* Exercise input:
━━━━

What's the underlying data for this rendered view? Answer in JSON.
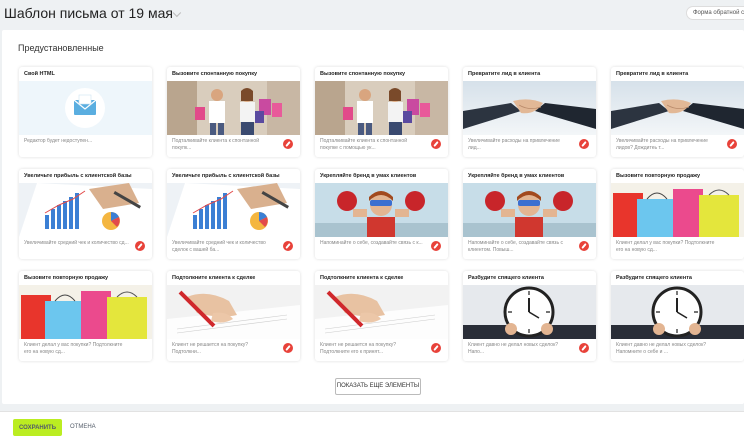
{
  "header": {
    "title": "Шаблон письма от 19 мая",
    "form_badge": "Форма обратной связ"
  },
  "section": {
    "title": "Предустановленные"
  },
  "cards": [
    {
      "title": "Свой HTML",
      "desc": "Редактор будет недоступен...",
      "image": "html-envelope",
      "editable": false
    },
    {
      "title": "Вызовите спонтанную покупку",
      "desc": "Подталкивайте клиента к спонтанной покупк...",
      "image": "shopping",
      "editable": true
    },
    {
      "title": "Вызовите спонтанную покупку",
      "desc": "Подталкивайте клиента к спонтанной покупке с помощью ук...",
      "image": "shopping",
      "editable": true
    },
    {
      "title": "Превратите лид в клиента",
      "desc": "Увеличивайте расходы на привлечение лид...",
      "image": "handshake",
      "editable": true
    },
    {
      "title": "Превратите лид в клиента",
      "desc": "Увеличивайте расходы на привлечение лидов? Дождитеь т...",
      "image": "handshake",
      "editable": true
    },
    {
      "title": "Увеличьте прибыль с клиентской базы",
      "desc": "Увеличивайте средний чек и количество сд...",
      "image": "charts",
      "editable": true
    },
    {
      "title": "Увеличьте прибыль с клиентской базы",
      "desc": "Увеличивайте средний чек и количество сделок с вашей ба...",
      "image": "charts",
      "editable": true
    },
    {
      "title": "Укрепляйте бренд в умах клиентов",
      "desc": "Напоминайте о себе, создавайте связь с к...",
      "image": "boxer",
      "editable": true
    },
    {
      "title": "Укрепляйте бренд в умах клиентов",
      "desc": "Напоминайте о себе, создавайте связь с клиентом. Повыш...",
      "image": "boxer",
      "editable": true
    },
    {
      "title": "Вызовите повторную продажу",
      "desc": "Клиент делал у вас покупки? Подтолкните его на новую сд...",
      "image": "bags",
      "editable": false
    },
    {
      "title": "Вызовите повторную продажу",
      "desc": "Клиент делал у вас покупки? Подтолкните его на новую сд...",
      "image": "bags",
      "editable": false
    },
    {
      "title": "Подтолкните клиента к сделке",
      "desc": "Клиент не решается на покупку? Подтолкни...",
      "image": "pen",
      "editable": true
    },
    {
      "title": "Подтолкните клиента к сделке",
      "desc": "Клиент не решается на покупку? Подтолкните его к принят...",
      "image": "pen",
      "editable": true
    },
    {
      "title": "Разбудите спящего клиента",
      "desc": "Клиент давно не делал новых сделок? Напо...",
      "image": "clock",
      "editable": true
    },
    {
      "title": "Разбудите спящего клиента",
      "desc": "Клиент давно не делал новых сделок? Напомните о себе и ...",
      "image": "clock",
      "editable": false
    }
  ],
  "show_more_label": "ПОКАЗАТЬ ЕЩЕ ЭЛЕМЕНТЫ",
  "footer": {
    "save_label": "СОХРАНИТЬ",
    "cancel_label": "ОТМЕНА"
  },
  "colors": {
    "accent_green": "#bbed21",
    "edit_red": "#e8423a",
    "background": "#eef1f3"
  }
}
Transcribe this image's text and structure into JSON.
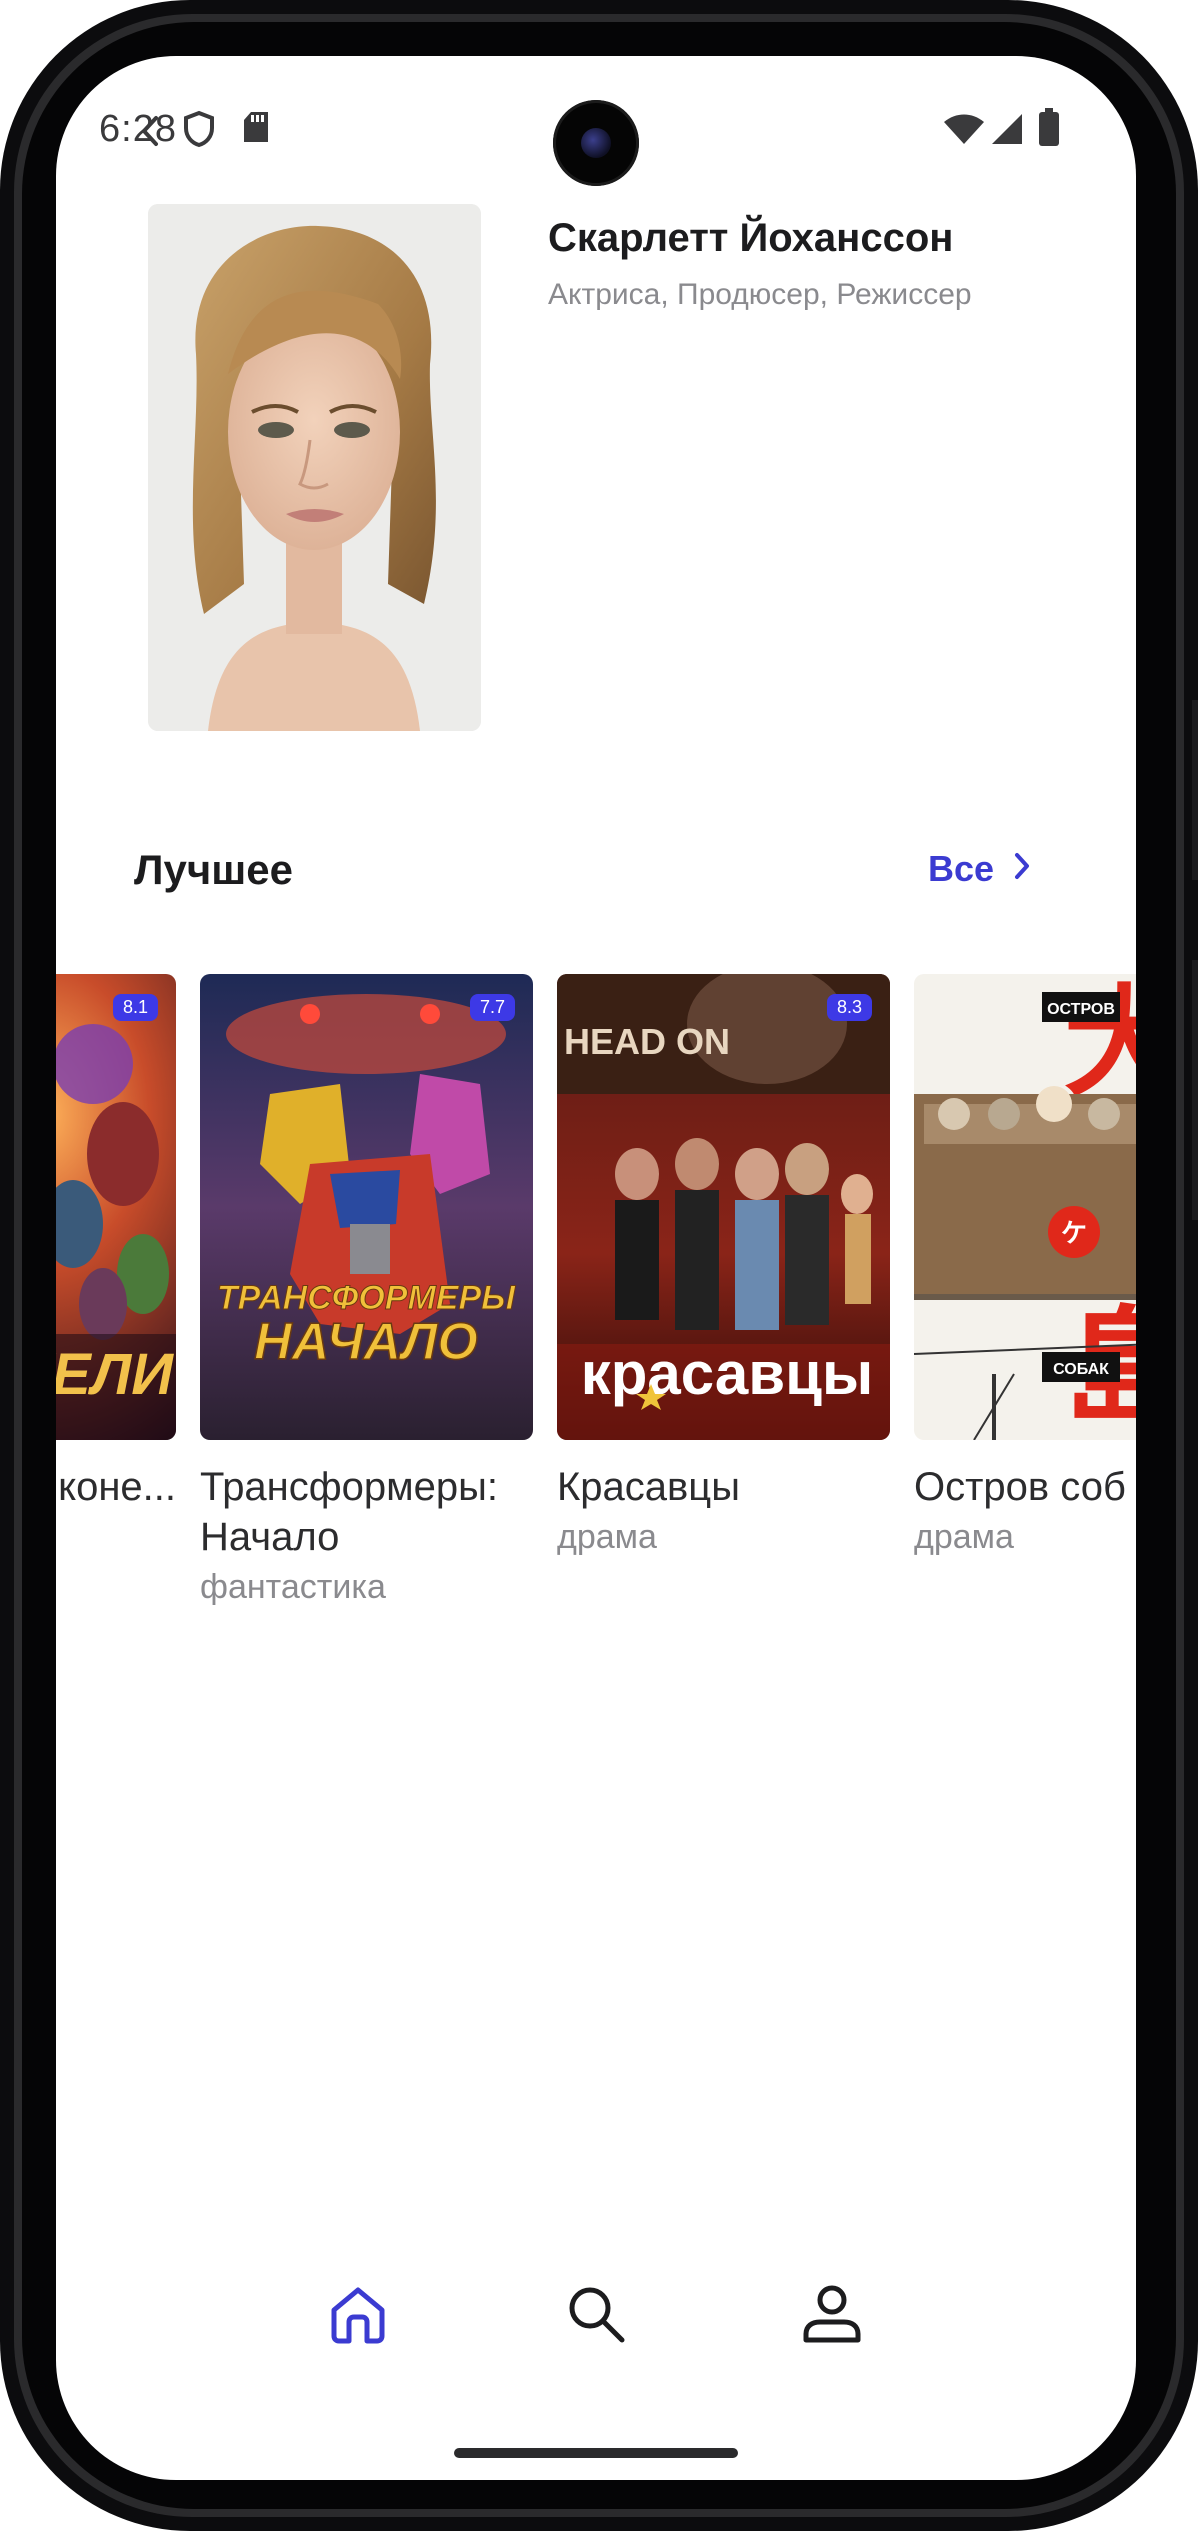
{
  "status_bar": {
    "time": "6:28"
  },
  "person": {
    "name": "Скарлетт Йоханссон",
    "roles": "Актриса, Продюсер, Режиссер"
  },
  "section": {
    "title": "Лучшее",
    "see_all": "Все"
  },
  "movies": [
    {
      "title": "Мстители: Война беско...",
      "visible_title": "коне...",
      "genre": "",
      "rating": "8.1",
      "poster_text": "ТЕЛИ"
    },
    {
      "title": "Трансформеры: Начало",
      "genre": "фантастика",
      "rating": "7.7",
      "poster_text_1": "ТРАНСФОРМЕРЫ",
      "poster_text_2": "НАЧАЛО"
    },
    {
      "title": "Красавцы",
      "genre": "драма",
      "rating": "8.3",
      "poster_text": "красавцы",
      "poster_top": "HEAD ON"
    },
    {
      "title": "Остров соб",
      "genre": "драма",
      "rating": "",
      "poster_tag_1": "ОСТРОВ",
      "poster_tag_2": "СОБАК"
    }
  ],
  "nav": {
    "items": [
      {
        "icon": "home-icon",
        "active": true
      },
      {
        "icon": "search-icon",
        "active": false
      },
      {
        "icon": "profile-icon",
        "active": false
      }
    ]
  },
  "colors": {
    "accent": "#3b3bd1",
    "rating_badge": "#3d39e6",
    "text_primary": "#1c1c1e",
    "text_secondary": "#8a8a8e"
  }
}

━━━━

* Task brief: From the data, collect all lines where the string "this" appears.

* Complete response:
What's the underlying data for this rendered view? Answer in JSON.
Transcribe this image's text and structure into JSON.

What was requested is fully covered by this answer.